**Request:**
Only the number is wanted: how many lines of these entries contain the word "años"?

---*---

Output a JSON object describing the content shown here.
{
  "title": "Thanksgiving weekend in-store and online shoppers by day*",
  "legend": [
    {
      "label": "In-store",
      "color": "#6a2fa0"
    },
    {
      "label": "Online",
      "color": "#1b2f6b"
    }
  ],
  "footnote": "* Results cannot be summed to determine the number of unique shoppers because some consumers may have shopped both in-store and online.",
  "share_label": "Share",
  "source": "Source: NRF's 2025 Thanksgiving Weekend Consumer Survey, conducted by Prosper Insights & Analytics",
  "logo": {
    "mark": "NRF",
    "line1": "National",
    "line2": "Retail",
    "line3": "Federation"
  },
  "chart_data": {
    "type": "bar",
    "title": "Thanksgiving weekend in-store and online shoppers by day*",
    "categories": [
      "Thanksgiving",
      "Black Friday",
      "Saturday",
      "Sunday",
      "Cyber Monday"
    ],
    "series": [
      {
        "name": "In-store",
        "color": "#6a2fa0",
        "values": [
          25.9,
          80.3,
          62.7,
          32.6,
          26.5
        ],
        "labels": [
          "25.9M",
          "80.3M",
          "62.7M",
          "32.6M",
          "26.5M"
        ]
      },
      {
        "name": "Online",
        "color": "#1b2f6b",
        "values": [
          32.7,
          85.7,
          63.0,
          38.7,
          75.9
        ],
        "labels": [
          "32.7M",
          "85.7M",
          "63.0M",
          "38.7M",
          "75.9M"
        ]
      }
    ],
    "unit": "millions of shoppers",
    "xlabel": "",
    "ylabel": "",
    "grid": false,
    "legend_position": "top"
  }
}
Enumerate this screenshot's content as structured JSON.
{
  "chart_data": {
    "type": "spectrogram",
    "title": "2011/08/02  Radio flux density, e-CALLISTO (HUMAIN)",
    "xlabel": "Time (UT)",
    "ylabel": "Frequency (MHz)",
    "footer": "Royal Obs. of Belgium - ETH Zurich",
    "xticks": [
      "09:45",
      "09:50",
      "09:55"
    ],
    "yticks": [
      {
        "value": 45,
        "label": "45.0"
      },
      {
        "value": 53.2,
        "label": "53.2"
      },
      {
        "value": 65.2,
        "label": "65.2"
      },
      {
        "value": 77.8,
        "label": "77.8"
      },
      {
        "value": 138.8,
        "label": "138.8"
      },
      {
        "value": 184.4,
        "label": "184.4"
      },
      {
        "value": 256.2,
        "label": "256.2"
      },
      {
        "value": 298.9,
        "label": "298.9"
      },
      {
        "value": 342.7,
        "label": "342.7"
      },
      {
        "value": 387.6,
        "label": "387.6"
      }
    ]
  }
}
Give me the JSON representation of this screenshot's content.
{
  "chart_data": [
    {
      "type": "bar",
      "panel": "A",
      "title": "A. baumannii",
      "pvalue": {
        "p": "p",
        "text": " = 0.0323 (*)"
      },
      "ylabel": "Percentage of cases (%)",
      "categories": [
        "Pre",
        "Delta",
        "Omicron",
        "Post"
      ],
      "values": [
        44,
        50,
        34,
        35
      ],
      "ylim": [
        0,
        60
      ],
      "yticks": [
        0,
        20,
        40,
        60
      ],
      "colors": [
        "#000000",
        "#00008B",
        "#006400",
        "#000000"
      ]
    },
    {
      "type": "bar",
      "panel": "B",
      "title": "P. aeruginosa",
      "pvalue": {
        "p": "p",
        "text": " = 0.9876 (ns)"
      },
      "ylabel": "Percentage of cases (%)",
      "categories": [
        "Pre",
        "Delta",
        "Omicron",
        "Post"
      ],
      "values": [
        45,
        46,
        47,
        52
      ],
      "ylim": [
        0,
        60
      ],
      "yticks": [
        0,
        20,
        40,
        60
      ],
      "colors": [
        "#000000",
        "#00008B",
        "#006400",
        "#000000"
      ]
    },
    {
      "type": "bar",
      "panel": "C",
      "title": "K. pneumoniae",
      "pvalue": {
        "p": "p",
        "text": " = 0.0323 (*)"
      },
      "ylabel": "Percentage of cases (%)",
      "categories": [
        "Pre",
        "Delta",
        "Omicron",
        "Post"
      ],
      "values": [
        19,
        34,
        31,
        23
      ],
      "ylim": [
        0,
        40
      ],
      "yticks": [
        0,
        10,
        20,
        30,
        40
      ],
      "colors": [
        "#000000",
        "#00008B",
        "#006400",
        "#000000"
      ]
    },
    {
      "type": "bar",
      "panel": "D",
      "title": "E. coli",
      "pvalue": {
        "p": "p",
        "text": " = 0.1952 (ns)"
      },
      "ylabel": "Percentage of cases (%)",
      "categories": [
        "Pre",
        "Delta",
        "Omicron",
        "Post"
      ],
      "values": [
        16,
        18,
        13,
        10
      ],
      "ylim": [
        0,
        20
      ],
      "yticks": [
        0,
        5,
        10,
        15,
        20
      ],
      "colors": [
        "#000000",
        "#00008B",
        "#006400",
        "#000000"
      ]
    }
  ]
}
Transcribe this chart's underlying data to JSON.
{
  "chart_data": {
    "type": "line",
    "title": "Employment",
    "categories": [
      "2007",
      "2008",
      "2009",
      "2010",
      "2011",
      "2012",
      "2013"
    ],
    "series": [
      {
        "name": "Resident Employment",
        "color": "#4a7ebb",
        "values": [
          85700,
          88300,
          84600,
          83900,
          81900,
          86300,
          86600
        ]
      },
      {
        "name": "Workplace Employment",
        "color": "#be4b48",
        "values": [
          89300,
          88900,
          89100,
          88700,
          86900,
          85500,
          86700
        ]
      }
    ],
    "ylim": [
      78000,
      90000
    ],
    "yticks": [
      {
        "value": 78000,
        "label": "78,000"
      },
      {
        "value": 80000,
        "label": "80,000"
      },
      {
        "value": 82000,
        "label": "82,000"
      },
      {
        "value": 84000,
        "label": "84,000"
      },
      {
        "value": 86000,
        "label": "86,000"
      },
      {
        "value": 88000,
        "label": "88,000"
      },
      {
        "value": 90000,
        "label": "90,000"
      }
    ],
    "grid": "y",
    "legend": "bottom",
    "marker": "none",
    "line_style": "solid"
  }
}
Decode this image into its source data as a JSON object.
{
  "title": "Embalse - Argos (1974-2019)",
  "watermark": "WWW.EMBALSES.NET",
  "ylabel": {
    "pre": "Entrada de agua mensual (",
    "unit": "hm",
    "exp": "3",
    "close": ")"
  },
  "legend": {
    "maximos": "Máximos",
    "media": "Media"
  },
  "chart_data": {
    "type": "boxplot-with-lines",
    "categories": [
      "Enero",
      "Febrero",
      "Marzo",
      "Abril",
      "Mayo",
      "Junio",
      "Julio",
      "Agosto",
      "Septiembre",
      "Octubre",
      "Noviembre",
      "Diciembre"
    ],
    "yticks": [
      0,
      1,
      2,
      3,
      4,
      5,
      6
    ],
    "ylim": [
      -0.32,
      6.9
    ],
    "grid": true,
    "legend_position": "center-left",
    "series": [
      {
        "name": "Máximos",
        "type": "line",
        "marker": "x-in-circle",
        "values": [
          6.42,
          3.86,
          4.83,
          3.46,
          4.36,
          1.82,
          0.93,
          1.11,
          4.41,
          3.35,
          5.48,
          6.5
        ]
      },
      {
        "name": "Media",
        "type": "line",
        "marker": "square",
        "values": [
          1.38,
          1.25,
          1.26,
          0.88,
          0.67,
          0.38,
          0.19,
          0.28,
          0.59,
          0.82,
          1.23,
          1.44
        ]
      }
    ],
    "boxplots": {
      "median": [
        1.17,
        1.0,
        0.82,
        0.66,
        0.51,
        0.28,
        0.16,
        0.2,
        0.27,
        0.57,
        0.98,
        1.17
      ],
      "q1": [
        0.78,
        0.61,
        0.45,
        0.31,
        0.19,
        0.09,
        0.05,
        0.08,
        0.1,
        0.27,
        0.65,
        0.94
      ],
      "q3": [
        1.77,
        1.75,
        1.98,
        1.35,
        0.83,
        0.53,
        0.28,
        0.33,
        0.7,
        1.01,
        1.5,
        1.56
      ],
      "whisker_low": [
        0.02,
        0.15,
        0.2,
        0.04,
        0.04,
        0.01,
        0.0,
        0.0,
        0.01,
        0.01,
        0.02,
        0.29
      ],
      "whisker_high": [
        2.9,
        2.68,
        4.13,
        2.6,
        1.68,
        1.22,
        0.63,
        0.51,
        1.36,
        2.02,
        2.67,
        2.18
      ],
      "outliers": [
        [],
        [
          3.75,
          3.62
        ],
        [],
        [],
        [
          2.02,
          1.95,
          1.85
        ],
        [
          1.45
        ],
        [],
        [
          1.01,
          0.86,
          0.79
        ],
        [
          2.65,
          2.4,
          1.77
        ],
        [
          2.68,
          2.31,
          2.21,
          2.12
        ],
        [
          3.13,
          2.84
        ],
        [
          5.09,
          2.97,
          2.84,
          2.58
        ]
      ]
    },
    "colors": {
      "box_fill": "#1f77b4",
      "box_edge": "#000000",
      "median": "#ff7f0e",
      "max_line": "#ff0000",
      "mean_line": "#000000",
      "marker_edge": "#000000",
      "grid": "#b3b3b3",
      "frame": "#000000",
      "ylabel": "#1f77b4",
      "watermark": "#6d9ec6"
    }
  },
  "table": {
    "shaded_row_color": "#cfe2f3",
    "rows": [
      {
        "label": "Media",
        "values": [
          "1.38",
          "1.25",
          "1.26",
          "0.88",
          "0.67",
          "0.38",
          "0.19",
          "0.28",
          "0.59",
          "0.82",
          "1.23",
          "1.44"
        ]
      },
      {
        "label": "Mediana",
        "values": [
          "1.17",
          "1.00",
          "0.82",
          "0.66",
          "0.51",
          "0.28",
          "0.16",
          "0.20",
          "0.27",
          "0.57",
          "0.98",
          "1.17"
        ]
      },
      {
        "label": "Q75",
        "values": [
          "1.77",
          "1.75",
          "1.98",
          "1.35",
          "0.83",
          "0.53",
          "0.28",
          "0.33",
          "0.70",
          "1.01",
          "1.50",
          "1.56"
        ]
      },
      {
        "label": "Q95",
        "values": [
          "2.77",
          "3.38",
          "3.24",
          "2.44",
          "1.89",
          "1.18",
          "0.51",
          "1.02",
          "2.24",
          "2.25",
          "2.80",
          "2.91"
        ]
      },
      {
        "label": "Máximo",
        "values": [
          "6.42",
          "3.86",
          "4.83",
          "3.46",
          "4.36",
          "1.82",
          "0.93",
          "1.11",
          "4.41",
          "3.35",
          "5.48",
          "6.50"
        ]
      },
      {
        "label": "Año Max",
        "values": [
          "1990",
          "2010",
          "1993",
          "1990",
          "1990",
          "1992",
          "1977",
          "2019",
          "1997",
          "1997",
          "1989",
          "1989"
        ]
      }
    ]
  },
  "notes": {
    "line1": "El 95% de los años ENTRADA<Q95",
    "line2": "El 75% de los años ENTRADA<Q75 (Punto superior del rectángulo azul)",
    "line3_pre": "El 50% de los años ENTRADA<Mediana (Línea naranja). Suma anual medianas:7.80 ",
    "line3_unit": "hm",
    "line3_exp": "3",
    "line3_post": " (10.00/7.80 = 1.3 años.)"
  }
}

---*---

**Response:**
4